### Records shown ###
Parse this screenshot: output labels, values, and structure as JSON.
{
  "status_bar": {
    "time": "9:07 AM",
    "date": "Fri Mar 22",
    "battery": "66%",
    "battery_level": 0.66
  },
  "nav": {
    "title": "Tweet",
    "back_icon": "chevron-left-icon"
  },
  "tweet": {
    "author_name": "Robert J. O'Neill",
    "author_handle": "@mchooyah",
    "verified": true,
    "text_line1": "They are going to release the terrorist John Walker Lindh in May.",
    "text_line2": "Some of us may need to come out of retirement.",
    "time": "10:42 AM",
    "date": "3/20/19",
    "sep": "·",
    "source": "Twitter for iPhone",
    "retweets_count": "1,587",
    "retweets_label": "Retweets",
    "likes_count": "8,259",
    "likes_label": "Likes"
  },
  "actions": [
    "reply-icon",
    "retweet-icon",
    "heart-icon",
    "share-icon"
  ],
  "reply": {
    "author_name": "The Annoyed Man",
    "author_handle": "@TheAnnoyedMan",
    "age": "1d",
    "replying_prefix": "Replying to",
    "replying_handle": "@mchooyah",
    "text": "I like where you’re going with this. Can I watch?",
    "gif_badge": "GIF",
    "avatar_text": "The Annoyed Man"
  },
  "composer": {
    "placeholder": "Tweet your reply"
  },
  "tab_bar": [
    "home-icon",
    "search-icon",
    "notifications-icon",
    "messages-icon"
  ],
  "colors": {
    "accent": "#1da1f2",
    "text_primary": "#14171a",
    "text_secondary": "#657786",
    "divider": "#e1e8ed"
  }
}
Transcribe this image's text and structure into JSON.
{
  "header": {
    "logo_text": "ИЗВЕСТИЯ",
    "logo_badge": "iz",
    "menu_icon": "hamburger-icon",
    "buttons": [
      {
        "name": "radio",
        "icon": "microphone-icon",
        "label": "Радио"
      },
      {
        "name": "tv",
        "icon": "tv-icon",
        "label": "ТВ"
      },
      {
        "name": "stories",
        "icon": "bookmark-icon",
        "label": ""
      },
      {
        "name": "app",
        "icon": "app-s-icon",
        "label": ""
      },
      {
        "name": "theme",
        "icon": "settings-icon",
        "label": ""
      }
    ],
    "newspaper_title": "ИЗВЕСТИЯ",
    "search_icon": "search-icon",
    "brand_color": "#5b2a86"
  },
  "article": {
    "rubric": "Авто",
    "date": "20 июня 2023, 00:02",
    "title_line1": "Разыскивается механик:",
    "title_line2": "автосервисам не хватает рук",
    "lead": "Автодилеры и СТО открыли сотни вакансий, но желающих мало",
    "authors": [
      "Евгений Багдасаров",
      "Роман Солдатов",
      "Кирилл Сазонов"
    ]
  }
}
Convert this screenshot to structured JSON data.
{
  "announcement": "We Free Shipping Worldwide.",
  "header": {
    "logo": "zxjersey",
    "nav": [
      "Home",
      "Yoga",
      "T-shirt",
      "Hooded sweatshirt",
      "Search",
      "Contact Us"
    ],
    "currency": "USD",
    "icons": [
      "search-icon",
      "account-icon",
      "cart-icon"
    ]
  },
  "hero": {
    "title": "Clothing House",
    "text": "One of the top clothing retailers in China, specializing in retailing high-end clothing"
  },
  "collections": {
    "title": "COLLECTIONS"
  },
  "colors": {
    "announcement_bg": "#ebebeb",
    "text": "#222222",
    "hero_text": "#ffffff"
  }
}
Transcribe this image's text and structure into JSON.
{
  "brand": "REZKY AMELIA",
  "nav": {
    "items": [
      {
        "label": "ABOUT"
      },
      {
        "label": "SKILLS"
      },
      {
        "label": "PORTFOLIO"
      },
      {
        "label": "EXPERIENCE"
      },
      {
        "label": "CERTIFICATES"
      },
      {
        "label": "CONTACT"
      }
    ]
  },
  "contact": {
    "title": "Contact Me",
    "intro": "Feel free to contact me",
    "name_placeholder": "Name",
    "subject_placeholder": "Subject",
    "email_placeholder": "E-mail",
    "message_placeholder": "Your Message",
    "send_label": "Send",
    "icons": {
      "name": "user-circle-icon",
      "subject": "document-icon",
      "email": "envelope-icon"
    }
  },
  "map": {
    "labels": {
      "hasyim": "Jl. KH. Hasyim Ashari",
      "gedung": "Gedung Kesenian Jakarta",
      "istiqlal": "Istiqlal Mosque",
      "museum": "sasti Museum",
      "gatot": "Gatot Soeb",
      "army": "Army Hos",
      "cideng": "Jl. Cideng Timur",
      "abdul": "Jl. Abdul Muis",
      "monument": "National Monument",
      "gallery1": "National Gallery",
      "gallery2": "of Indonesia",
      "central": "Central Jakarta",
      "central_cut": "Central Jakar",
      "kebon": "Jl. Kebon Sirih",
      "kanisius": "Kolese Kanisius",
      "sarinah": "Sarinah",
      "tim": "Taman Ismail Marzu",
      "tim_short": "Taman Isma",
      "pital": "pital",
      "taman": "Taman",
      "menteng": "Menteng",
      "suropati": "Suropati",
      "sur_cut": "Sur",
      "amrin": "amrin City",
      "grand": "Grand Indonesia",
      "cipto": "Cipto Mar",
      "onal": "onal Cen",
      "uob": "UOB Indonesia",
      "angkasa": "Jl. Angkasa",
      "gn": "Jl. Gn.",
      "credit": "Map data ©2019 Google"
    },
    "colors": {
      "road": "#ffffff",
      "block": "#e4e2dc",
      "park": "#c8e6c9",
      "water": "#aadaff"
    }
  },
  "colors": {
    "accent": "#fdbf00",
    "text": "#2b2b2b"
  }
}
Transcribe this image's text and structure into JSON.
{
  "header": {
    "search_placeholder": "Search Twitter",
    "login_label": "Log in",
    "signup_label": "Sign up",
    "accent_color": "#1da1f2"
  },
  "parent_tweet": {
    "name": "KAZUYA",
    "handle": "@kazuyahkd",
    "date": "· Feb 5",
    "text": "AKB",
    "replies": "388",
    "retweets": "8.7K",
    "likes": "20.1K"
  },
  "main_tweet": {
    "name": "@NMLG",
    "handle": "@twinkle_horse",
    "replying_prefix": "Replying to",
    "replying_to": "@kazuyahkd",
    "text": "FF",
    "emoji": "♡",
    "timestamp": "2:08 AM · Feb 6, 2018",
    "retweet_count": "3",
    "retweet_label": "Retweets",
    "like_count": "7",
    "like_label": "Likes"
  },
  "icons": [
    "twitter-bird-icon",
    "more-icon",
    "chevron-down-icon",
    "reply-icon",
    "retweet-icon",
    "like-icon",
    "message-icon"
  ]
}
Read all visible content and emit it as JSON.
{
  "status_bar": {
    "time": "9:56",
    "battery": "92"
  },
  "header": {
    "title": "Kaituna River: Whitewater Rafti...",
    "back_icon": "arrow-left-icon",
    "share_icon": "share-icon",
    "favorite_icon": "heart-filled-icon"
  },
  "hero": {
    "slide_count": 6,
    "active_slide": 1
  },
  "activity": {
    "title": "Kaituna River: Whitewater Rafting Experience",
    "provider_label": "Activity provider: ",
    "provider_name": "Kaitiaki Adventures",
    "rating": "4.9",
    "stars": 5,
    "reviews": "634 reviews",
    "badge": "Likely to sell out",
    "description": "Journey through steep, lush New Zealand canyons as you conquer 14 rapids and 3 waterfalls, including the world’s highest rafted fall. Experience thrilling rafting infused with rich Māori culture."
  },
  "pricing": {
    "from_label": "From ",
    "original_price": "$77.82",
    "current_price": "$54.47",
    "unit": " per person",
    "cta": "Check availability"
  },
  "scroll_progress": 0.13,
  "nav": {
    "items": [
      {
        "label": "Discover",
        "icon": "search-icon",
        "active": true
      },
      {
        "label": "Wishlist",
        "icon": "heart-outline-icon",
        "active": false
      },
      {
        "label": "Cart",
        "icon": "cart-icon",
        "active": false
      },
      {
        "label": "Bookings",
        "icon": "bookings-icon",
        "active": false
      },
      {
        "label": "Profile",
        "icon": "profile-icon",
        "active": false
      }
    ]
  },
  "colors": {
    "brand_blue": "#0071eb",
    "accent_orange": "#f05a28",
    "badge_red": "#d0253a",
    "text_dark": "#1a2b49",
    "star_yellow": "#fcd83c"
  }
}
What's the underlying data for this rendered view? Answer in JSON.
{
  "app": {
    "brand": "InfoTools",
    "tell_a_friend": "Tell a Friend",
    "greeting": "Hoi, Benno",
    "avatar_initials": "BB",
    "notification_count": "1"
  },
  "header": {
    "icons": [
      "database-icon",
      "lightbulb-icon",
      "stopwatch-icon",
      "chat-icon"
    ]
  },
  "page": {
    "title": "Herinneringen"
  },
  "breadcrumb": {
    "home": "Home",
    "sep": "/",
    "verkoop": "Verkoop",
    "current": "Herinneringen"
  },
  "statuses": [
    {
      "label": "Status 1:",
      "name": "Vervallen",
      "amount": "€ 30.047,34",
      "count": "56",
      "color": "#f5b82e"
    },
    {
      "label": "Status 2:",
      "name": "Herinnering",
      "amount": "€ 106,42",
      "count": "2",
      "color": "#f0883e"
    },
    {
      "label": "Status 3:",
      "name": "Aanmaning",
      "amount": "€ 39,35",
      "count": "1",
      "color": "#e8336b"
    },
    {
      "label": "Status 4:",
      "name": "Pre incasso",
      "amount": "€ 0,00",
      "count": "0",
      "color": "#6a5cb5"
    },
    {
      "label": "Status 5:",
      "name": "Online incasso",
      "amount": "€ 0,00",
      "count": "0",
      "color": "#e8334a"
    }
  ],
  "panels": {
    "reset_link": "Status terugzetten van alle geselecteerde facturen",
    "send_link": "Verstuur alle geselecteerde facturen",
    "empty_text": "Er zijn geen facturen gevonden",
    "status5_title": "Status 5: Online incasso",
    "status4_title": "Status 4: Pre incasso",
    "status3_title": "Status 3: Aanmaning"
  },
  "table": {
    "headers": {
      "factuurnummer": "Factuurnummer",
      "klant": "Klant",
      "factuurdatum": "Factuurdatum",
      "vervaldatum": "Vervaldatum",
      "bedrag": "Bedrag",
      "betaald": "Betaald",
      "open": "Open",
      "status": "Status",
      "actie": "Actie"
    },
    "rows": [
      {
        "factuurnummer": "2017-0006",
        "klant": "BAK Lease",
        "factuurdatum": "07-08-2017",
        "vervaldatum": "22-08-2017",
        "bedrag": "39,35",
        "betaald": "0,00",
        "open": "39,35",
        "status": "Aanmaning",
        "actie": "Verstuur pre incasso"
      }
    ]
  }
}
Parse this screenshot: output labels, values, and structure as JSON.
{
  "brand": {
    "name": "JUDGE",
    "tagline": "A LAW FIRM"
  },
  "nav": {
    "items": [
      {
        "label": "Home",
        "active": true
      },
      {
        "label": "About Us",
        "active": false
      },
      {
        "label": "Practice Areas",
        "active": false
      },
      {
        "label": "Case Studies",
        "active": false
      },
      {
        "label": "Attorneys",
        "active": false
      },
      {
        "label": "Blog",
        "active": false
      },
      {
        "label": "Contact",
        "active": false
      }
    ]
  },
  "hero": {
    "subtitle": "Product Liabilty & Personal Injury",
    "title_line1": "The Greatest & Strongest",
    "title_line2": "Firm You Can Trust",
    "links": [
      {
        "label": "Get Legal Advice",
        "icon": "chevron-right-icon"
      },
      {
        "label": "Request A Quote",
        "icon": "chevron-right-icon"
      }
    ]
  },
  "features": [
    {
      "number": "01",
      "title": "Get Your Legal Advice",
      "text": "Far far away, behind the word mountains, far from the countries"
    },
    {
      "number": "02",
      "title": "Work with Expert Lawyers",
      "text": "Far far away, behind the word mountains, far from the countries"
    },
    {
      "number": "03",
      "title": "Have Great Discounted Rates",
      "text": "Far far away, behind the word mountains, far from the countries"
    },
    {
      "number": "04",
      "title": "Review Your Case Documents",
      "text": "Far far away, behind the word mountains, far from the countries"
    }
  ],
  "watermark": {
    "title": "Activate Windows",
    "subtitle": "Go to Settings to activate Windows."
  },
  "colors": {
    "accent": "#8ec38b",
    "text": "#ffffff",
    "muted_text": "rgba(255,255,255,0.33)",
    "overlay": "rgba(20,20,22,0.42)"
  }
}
###
▶ Exercise
Show each line holding the word "Verstuur".

▶ Reply
    "send_link": "Verstuur alle geselecteerde facturen",
        "actie": "Verstuur pre incasso"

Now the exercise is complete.